Narrow the data below down to the lines containing "default".

■ ■ ■

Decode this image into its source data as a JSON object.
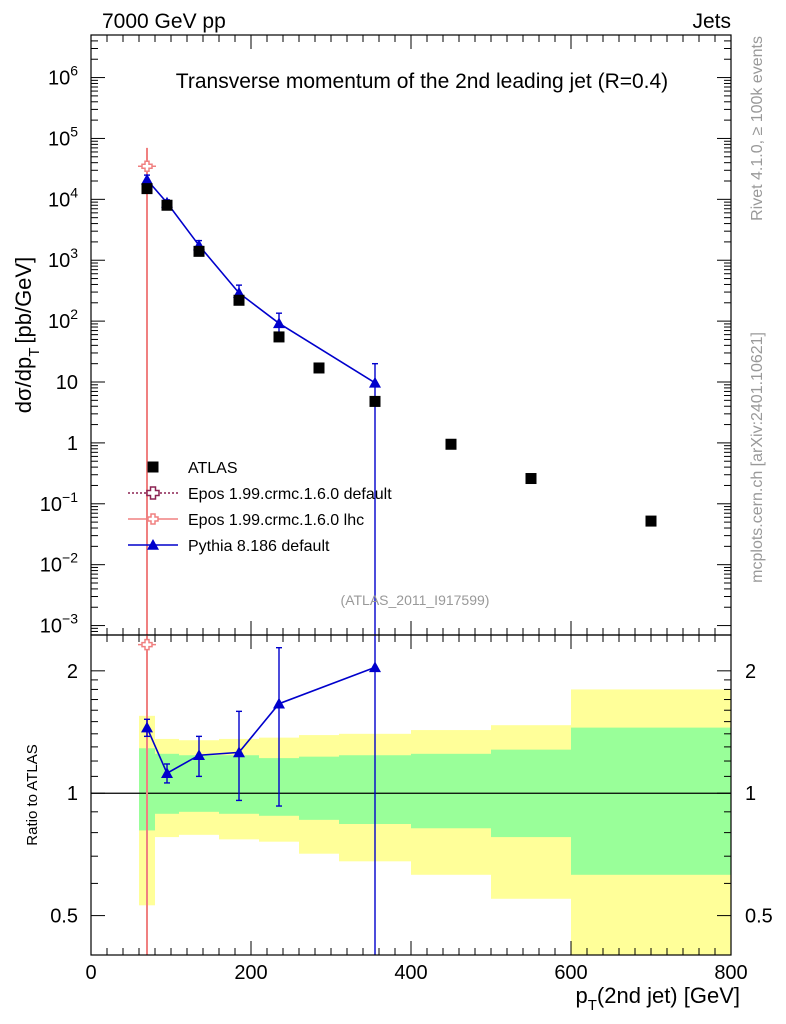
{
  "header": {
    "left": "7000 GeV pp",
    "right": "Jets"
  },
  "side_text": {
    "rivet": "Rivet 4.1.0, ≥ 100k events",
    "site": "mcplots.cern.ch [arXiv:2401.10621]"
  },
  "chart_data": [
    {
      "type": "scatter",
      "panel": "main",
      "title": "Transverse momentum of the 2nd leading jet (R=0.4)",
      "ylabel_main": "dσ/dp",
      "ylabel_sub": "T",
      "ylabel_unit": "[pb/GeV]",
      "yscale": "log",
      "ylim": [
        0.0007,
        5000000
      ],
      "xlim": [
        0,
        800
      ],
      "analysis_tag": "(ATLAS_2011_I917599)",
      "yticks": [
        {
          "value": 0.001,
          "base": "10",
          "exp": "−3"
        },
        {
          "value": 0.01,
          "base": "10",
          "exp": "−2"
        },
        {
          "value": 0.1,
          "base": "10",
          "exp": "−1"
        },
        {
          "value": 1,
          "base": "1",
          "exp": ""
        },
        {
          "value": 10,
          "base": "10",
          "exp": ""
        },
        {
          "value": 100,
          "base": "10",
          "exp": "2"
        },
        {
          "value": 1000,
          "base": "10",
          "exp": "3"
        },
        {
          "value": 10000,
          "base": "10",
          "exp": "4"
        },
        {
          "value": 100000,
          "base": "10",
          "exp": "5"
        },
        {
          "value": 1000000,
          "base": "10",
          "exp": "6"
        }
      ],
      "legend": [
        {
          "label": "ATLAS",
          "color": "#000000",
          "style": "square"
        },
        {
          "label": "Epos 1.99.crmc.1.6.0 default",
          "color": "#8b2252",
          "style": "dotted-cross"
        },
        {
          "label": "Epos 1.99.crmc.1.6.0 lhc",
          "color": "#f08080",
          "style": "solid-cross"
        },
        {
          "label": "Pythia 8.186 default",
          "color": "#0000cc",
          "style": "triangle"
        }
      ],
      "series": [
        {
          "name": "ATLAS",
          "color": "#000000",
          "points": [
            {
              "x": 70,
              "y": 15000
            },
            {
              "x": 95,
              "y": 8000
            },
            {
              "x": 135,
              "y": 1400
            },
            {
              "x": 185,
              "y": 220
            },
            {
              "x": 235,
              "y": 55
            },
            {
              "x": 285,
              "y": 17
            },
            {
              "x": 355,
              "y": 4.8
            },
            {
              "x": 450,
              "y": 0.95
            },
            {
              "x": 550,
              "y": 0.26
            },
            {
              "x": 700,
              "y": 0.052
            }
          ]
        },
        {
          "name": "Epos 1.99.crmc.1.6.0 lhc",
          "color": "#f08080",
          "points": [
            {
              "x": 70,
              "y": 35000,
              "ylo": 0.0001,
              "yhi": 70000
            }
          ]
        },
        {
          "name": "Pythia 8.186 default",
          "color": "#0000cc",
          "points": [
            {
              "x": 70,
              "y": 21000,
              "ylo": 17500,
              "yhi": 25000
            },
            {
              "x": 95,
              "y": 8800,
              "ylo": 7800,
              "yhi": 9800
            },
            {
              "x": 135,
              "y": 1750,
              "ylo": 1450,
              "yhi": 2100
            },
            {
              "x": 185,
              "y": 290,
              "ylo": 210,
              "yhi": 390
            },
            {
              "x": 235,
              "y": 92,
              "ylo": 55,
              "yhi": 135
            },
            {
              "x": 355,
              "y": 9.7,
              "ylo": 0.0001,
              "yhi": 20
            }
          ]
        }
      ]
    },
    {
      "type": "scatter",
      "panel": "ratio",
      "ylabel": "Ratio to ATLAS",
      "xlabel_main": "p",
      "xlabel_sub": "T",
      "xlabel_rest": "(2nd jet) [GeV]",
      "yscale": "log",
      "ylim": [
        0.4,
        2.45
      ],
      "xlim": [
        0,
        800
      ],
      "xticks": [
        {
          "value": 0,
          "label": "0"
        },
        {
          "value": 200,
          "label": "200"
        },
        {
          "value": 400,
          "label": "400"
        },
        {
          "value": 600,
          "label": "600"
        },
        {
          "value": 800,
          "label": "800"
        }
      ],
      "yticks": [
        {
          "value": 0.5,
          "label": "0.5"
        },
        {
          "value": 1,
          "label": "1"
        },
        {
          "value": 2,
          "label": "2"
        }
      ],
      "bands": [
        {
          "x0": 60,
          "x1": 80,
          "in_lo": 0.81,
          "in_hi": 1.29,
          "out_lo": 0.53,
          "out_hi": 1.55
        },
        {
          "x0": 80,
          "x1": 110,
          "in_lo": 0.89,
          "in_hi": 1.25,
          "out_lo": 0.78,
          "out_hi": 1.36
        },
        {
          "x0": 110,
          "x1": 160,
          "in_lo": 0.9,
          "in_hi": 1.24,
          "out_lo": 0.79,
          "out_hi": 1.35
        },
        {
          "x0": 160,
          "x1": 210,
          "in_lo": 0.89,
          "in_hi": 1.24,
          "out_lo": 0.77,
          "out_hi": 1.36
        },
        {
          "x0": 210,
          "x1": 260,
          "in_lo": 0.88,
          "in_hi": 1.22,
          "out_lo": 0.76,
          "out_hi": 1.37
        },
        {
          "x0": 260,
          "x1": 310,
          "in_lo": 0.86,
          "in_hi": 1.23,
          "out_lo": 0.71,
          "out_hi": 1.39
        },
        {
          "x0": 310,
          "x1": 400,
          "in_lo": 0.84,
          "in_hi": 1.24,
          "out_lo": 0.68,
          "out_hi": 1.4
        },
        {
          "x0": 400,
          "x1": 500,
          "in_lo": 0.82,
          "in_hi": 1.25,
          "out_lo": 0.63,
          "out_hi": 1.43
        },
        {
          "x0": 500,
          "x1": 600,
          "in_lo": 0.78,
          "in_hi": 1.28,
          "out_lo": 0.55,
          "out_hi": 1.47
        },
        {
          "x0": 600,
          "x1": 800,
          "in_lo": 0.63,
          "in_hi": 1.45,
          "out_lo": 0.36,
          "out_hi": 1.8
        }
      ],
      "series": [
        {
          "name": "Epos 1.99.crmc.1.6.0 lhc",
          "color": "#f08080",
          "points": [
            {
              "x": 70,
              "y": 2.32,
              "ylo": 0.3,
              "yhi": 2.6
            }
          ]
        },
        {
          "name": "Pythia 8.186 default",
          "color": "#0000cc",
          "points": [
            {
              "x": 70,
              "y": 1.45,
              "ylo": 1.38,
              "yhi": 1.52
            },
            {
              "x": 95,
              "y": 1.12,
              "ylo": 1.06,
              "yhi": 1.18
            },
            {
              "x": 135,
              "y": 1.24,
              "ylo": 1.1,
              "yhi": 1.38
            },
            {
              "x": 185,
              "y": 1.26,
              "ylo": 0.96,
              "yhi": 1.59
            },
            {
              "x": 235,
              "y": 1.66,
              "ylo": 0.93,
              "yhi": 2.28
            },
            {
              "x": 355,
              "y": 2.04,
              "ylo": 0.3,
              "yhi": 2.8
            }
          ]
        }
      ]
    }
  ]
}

■ ■ ■

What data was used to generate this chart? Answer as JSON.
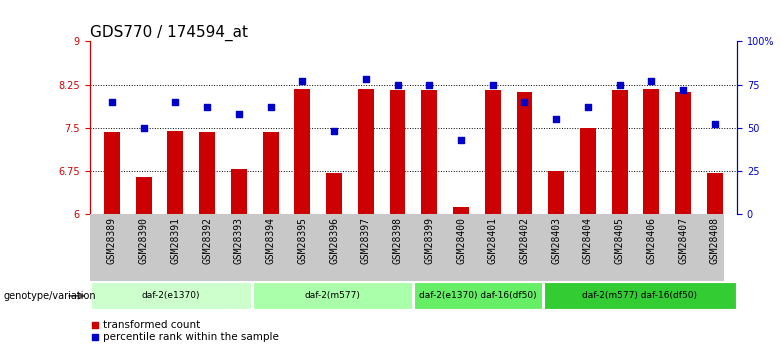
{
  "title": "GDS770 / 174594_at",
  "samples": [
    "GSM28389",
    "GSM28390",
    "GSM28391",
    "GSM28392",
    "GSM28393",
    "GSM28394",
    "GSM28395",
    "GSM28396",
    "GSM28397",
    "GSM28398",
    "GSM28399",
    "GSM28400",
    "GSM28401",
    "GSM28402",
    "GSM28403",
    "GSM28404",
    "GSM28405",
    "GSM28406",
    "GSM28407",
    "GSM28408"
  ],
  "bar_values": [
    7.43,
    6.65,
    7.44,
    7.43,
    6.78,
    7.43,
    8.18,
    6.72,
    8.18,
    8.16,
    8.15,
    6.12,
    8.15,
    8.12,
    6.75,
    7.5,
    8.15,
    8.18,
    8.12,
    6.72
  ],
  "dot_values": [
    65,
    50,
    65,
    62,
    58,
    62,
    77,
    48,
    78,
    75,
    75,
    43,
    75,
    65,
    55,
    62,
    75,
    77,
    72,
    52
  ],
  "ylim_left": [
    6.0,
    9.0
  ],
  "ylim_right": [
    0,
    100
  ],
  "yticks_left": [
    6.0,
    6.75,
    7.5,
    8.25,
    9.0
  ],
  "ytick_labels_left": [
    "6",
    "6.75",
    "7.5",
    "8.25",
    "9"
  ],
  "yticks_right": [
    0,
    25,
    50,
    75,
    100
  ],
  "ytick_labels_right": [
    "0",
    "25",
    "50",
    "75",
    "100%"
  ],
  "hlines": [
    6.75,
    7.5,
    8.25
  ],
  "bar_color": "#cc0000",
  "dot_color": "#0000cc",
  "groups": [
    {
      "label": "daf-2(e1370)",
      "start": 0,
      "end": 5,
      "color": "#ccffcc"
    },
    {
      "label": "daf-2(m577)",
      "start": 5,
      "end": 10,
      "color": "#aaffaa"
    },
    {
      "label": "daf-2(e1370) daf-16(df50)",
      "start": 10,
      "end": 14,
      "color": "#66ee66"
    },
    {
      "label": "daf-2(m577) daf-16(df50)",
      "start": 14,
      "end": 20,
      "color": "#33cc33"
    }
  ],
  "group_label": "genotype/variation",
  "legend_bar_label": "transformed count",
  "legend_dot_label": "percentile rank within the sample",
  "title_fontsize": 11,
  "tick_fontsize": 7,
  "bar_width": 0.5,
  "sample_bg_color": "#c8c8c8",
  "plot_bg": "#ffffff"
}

■ ■ ■

- [Full output]
          "label": "Epos 1.99.crmc.1.6.0 default",
          "label": "Pythia 8.186 default",
          "name": "Pythia 8.186 default",
          "name": "Pythia 8.186 default",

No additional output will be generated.